Collect all the lines that mention the word "summary".

◆ **SUPPLIED ENTRIES**:
++++++
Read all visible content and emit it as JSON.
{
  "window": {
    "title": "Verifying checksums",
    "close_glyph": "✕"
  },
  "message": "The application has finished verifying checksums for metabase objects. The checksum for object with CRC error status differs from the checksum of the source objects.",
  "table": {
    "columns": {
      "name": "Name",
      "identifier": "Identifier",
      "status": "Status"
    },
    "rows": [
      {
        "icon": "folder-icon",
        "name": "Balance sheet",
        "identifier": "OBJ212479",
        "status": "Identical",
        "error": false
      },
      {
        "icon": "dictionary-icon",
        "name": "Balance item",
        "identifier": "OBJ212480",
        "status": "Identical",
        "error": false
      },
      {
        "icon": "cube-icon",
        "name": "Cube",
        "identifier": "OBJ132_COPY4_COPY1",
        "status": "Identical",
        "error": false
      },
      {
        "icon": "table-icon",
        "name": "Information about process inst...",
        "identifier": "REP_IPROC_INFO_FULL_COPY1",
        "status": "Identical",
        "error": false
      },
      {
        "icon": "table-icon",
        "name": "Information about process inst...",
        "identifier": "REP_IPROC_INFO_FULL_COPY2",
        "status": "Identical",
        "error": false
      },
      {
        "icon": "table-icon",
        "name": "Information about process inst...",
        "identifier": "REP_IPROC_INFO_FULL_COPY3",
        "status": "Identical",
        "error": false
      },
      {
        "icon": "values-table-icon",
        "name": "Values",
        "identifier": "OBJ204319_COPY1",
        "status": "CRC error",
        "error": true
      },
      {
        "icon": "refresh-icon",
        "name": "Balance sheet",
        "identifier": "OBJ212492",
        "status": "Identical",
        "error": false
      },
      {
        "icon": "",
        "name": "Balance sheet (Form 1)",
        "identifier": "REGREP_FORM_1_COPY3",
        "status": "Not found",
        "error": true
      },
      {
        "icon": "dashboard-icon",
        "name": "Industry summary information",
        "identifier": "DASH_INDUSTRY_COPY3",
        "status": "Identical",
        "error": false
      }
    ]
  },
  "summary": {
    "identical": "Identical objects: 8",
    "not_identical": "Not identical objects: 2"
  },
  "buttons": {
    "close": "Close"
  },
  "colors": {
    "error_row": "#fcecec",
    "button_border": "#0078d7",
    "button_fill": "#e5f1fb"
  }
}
++++++
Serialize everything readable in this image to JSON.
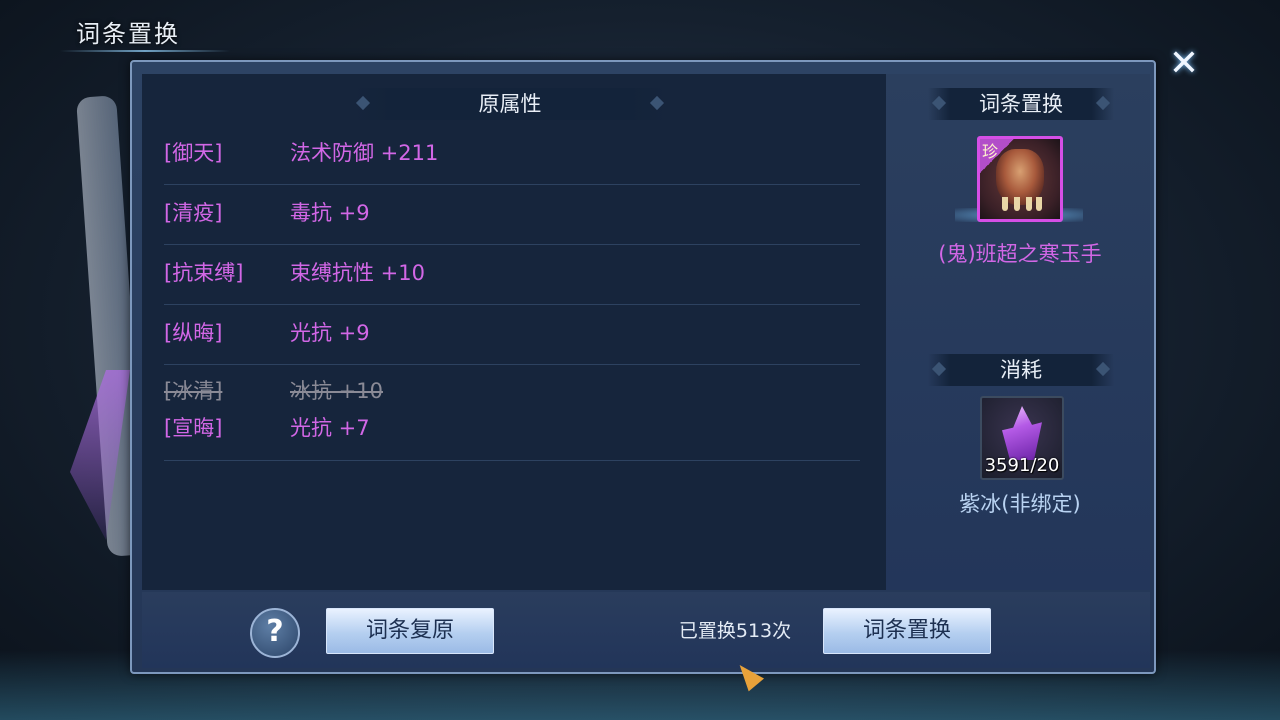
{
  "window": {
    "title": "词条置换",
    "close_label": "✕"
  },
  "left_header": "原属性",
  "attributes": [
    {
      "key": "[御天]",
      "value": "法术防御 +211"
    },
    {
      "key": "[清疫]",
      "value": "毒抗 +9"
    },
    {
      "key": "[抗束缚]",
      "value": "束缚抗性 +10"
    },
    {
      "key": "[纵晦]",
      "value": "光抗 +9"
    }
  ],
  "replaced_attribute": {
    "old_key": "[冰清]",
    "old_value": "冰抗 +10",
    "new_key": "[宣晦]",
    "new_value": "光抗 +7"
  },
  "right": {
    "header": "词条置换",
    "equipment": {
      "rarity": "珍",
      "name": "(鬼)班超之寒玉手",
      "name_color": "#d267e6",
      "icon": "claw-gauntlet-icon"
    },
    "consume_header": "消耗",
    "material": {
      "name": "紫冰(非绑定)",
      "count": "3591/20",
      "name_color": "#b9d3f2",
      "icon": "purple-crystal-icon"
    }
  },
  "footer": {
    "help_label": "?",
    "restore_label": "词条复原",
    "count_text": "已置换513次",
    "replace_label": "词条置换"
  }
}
++++++
◆ **SOLUTION FOR THIS EXERCISE**:
        "name": "Industry summary information",
  "summary": {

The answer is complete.